Keep only the lines where "eyebrow" appears.

[Dataset items]
>> start
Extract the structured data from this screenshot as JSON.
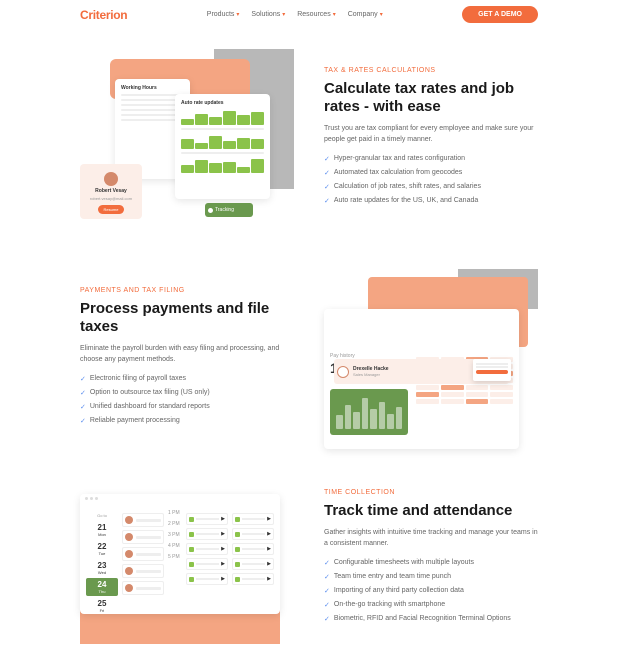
{
  "brand": "Criterion",
  "nav": {
    "items": [
      {
        "label": "Products"
      },
      {
        "label": "Solutions"
      },
      {
        "label": "Resources"
      },
      {
        "label": "Company"
      }
    ],
    "cta": "GET A DEMO"
  },
  "section1": {
    "eyebrow": "TAX & RATES CALCULATIONS",
    "heading": "Calculate tax rates and job rates - with ease",
    "desc": "Trust you are tax compliant for every employee and make sure your people get paid in a timely manner.",
    "features": [
      "Hyper-granular tax and rates configuration",
      "Automated tax calculation from geocodes",
      "Calculation of job rates, shift rates, and salaries",
      "Auto rate updates for the US, UK, and Canada"
    ],
    "mock": {
      "card1_title": "Working Hours",
      "card2_title": "Auto rate updates",
      "person_name": "Robert Vesay",
      "person_email": "robert.vesay@mail.com",
      "person_btn": "Resume",
      "tag": "Tracking"
    }
  },
  "section2": {
    "eyebrow": "PAYMENTS AND TAX FILING",
    "heading": "Process payments and file taxes",
    "desc": "Eliminate the payroll burden with easy filing and processing, and choose any payment methods.",
    "features": [
      "Electronic filing of payroll taxes",
      "Option to outsource tax filing (US only)",
      "Unified dashboard for standard reports",
      "Reliable payment processing"
    ],
    "mock": {
      "name": "Drexelle Hacke",
      "role": "Sales Manager",
      "stat_label": "Pay history",
      "stat_value": "135"
    }
  },
  "section3": {
    "eyebrow": "TIME COLLECTION",
    "heading": "Track time and attendance",
    "desc": "Gather insights with intuitive time tracking and manage your teams in a consistent manner.",
    "features": [
      "Configurable timesheets with multiple layouts",
      "Team time entry and team time punch",
      "Importing of any third party collection data",
      "On-the-go tracking with smartphone",
      "Biometric, RFID and Facial Recognition Terminal Options"
    ],
    "mock": {
      "month_label": "Go to",
      "days": [
        {
          "num": "21",
          "dow": "Mon"
        },
        {
          "num": "22",
          "dow": "Tue"
        },
        {
          "num": "23",
          "dow": "Wed"
        },
        {
          "num": "24",
          "dow": "Thu"
        },
        {
          "num": "25",
          "dow": "Fri"
        }
      ],
      "active_day": 3,
      "hours": [
        "1 PM",
        "2 PM",
        "3 PM",
        "4 PM",
        "5 PM"
      ]
    }
  }
}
>> end
Right answer |
    "eyebrow": "TAX & RATES CALCULATIONS",
    "eyebrow": "PAYMENTS AND TAX FILING",
    "eyebrow": "TIME COLLECTION",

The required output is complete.